[Begin Records shown]

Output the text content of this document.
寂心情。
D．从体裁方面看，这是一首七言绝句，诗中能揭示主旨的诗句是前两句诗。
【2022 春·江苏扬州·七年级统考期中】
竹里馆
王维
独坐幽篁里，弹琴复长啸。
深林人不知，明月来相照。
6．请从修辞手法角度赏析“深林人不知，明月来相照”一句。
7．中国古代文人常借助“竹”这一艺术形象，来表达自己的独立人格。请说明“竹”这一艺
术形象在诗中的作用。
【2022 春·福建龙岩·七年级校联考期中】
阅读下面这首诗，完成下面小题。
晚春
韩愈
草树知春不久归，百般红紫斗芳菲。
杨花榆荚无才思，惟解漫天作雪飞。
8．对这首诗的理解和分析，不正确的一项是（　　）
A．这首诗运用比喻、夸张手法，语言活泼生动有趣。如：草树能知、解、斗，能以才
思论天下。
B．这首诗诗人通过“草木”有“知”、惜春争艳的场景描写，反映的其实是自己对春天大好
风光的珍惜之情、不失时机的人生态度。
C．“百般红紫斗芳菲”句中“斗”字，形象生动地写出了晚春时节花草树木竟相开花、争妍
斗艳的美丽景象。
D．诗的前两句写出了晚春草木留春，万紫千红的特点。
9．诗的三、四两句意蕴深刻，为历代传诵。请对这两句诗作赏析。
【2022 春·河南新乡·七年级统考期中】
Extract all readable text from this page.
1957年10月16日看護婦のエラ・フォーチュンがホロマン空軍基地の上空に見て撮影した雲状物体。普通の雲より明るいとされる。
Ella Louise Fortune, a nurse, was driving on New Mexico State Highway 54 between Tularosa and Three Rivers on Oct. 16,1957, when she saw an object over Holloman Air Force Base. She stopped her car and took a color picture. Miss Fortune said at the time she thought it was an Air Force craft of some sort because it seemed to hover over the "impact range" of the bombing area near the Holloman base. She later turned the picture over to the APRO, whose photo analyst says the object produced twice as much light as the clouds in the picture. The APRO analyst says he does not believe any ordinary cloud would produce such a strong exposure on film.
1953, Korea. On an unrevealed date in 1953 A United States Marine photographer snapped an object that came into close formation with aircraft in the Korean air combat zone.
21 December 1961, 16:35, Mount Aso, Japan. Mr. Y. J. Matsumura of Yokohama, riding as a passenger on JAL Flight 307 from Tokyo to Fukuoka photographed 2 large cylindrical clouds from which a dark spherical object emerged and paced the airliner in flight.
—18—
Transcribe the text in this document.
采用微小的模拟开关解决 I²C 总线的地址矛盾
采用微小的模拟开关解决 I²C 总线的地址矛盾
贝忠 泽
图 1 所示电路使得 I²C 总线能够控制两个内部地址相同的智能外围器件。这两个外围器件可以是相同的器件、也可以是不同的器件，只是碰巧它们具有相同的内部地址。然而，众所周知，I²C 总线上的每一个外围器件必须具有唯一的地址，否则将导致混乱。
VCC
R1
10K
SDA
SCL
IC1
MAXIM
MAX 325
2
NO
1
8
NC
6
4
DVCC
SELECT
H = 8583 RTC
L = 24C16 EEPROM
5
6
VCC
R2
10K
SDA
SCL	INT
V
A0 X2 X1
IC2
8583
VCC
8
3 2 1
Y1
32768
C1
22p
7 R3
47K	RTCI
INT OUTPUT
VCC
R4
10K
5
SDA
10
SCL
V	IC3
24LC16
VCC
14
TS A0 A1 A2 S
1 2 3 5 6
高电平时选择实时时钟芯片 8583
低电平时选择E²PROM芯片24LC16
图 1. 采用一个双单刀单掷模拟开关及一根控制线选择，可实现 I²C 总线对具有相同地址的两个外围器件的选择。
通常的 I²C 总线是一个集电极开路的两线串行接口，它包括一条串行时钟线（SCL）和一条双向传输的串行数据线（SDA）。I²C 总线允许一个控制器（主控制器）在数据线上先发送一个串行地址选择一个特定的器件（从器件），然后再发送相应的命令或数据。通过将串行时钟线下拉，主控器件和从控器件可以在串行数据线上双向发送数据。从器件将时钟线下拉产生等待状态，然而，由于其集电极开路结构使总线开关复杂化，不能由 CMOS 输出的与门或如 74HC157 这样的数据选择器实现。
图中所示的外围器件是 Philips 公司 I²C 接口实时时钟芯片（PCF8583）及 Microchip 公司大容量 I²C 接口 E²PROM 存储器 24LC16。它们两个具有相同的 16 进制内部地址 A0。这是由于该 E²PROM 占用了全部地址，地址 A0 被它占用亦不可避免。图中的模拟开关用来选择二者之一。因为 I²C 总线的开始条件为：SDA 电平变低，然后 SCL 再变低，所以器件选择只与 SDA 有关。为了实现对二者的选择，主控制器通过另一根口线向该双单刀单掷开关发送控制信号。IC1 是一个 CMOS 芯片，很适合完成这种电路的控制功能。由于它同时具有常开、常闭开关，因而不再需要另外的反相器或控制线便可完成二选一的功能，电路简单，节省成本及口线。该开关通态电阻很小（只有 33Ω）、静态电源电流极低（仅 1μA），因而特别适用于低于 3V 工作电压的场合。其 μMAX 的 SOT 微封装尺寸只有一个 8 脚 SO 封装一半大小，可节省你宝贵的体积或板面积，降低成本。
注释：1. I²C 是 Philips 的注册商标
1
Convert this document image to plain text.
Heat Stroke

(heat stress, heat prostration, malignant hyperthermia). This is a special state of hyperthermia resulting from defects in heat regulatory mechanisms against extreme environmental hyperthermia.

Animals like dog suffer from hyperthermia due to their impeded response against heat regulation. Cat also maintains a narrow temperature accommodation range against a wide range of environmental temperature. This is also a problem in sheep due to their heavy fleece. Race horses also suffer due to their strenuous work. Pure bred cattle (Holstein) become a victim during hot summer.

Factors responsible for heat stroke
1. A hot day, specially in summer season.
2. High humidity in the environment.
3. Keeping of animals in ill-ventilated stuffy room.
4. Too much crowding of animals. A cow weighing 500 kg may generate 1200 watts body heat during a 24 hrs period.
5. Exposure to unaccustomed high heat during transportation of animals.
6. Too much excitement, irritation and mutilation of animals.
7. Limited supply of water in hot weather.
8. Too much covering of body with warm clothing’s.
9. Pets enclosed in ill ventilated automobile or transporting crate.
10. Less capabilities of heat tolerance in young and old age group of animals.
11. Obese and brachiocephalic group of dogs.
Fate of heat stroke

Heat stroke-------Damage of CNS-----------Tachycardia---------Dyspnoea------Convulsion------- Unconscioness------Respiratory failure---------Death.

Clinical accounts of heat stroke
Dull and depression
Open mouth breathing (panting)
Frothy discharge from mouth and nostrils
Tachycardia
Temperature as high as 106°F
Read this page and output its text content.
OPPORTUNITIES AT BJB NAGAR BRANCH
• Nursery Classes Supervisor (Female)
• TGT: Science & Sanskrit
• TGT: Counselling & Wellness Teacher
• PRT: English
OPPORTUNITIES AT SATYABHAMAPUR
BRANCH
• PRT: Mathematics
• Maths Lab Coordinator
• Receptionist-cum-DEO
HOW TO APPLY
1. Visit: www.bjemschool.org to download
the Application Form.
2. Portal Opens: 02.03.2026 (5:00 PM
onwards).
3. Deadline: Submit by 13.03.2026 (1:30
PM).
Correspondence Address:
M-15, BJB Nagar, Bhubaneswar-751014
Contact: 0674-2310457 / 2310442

[End Records shown]

To do
Write out the entire listing exactly.

Answer below
Output the text content of this document.
寂心情。
D．从体裁方面看，这是一首七言绝句，诗中能揭示主旨的诗句是前两句诗。
【2022 春·江苏扬州·七年级统考期中】
竹里馆
王维
独坐幽篁里，弹琴复长啸。
深林人不知，明月来相照。
6．请从修辞手法角度赏析“深林人不知，明月来相照”一句。
7．中国古代文人常借助“竹”这一艺术形象，来表达自己的独立人格。请说明“竹”这一艺
术形象在诗中的作用。
【2022 春·福建龙岩·七年级校联考期中】
阅读下面这首诗，完成下面小题。
晚春
韩愈
草树知春不久归，百般红紫斗芳菲。
杨花榆荚无才思，惟解漫天作雪飞。
8．对这首诗的理解和分析，不正确的一项是（　　）
A．这首诗运用比喻、夸张手法，语言活泼生动有趣。如：草树能知、解、斗，能以才
思论天下。
B．这首诗诗人通过“草木”有“知”、惜春争艳的场景描写，反映的其实是自己对春天大好
风光的珍惜之情、不失时机的人生态度。
C．“百般红紫斗芳菲”句中“斗”字，形象生动地写出了晚春时节花草树木竟相开花、争妍
斗艳的美丽景象。
D．诗的前两句写出了晚春草木留春，万紫千红的特点。
9．诗的三、四两句意蕴深刻，为历代传诵。请对这两句诗作赏析。
【2022 春·河南新乡·七年级统考期中】
Extract all readable text from this page.
1957年10月16日看護婦のエラ・フォーチュンがホロマン空軍基地の上空に見て撮影した雲状物体。普通の雲より明るいとされる。
Ella Louise Fortune, a nurse, was driving on New Mexico State Highway 54 between Tularosa and Three Rivers on Oct. 16,1957, when she saw an object over Holloman Air Force Base. She stopped her car and took a color picture. Miss Fortune said at the time she thought it was an Air Force craft of some sort because it seemed to hover over the "impact range" of the bombing area near the Holloman base. She later turned the picture over to the APRO, whose photo analyst says the object produced twice as much light as the clouds in the picture. The APRO analyst says he does not believe any ordinary cloud would produce such a strong exposure on film.
1953, Korea. On an unrevealed date in 1953 A United States Marine photographer snapped an object that came into close formation with aircraft in the Korean air combat zone.
21 December 1961, 16:35, Mount Aso, Japan. Mr. Y. J. Matsumura of Yokohama, riding as a passenger on JAL Flight 307 from Tokyo to Fukuoka photographed 2 large cylindrical clouds from which a dark spherical object emerged and paced the airliner in flight.
—18—
Transcribe the text in this document.
采用微小的模拟开关解决 I²C 总线的地址矛盾
采用微小的模拟开关解决 I²C 总线的地址矛盾
贝忠 泽
图 1 所示电路使得 I²C 总线能够控制两个内部地址相同的智能外围器件。这两个外围器件可以是相同的器件、也可以是不同的器件，只是碰巧它们具有相同的内部地址。然而，众所周知，I²C 总线上的每一个外围器件必须具有唯一的地址，否则将导致混乱。
VCC
R1
10K
SDA
SCL
IC1
MAXIM
MAX 325
2
NO
1
8
NC
6
4
DVCC
SELECT
H = 8583 RTC
L = 24C16 EEPROM
5
6
VCC
R2
10K
SDA
SCL	INT
V
A0 X2 X1
IC2
8583
VCC
8
3 2 1
Y1
32768
C1
22p
7 R3
47K	RTCI
INT OUTPUT
VCC
R4
10K
5
SDA
10
SCL
V	IC3
24LC16
VCC
14
TS A0 A1 A2 S
1 2 3 5 6
高电平时选择实时时钟芯片 8583
低电平时选择E²PROM芯片24LC16
图 1. 采用一个双单刀单掷模拟开关及一根控制线选择，可实现 I²C 总线对具有相同地址的两个外围器件的选择。
通常的 I²C 总线是一个集电极开路的两线串行接口，它包括一条串行时钟线（SCL）和一条双向传输的串行数据线（SDA）。I²C 总线允许一个控制器（主控制器）在数据线上先发送一个串行地址选择一个特定的器件（从器件），然后再发送相应的命令或数据。通过将串行时钟线下拉，主控器件和从控器件可以在串行数据线上双向发送数据。从器件将时钟线下拉产生等待状态，然而，由于其集电极开路结构使总线开关复杂化，不能由 CMOS 输出的与门或如 74HC157 这样的数据选择器实现。
图中所示的外围器件是 Philips 公司 I²C 接口实时时钟芯片（PCF8583）及 Microchip 公司大容量 I²C 接口 E²PROM 存储器 24LC16。它们两个具有相同的 16 进制内部地址 A0。这是由于该 E²PROM 占用了全部地址，地址 A0 被它占用亦不可避免。图中的模拟开关用来选择二者之一。因为 I²C 总线的开始条件为：SDA 电平变低，然后 SCL 再变低，所以器件选择只与 SDA 有关。为了实现对二者的选择，主控制器通过另一根口线向该双单刀单掷开关发送控制信号。IC1 是一个 CMOS 芯片，很适合完成这种电路的控制功能。由于它同时具有常开、常闭开关，因而不再需要另外的反相器或控制线便可完成二选一的功能，电路简单，节省成本及口线。该开关通态电阻很小（只有 33Ω）、静态电源电流极低（仅 1μA），因而特别适用于低于 3V 工作电压的场合。其 μMAX 的 SOT 微封装尺寸只有一个 8 脚 SO 封装一半大小，可节省你宝贵的体积或板面积，降低成本。
注释：1. I²C 是 Philips 的注册商标
1
Convert this document image to plain text.
Heat Stroke

(heat stress, heat prostration, malignant hyperthermia). This is a special state of hyperthermia resulting from defects in heat regulatory mechanisms against extreme environmental hyperthermia.

Animals like dog suffer from hyperthermia due to their impeded response against heat regulation. Cat also maintains a narrow temperature accommodation range against a wide range of environmental temperature. This is also a problem in sheep due to their heavy fleece. Race horses also suffer due to their strenuous work. Pure bred cattle (Holstein) become a victim during hot summer.

Factors responsible for heat stroke
1. A hot day, specially in summer season.
2. High humidity in the environment.
3. Keeping of animals in ill-ventilated stuffy room.
4. Too much crowding of animals. A cow weighing 500 kg may generate 1200 watts body heat during a 24 hrs period.
5. Exposure to unaccustomed high heat during transportation of animals.
6. Too much excitement, irritation and mutilation of animals.
7. Limited supply of water in hot weather.
8. Too much covering of body with warm clothing’s.
9. Pets enclosed in ill ventilated automobile or transporting crate.
10. Less capabilities of heat tolerance in young and old age group of animals.
11. Obese and brachiocephalic group of dogs.
Fate of heat stroke

Heat stroke-------Damage of CNS-----------Tachycardia---------Dyspnoea------Convulsion------- Unconscioness------Respiratory failure---------Death.

Clinical accounts of heat stroke
Dull and depression
Open mouth breathing (panting)
Frothy discharge from mouth and nostrils
Tachycardia
Temperature as high as 106°F
Read this page and output its text content.
OPPORTUNITIES AT BJB NAGAR BRANCH
• Nursery Classes Supervisor (Female)
• TGT: Science & Sanskrit
• TGT: Counselling & Wellness Teacher
• PRT: English
OPPORTUNITIES AT SATYABHAMAPUR
BRANCH
• PRT: Mathematics
• Maths Lab Coordinator
• Receptionist-cum-DEO
HOW TO APPLY
1. Visit: www.bjemschool.org to download
the Application Form.
2. Portal Opens: 02.03.2026 (5:00 PM
onwards).
3. Deadline: Submit by 13.03.2026 (1:30
PM).
Correspondence Address:
M-15, BJB Nagar, Bhubaneswar-751014
Contact: 0674-2310457 / 2310442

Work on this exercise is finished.